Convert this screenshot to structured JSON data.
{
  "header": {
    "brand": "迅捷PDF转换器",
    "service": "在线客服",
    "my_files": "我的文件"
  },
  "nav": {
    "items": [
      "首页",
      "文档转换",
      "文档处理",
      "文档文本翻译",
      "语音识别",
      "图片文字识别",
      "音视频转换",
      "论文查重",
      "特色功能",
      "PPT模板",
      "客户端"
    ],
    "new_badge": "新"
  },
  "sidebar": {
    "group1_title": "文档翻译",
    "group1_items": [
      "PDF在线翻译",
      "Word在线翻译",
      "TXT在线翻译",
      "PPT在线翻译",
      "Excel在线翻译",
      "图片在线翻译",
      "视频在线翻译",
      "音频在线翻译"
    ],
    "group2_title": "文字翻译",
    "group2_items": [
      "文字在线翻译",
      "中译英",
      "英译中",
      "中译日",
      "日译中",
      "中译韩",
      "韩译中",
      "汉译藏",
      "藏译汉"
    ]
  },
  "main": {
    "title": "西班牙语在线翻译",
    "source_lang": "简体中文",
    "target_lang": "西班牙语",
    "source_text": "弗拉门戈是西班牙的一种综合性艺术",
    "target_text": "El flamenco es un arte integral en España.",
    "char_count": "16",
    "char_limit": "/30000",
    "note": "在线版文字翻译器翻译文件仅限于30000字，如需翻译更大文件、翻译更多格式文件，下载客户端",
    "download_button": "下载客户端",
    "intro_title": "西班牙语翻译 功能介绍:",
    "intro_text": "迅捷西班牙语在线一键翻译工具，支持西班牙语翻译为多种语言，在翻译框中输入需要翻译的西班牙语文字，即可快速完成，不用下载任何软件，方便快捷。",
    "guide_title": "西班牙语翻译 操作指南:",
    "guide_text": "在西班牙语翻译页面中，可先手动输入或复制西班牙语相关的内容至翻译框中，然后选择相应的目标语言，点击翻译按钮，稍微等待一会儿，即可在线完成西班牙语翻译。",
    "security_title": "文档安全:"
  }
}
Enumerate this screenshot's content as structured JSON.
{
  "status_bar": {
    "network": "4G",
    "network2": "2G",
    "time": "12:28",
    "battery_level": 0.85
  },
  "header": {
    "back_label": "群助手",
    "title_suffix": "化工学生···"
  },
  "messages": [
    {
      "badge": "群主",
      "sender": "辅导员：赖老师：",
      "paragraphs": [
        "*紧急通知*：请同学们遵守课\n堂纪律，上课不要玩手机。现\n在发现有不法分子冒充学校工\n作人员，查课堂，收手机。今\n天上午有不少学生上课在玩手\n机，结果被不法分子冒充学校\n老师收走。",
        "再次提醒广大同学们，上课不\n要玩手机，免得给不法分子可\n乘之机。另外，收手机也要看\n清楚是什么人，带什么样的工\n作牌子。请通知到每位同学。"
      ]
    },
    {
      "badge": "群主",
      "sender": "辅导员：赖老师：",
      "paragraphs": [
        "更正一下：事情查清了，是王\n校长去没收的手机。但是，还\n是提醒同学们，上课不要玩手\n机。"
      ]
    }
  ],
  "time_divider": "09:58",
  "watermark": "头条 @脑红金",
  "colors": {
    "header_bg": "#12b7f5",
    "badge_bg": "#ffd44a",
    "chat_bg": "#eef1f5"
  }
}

== == ==

**PROBLEM STATEMENT:**
Copy all lines of the material above where the string "JSON" occurs.

**FINISHED EXERCISE:**
Convert this screenshot to structured JSON data.
Enumerate this screenshot's content as structured JSON.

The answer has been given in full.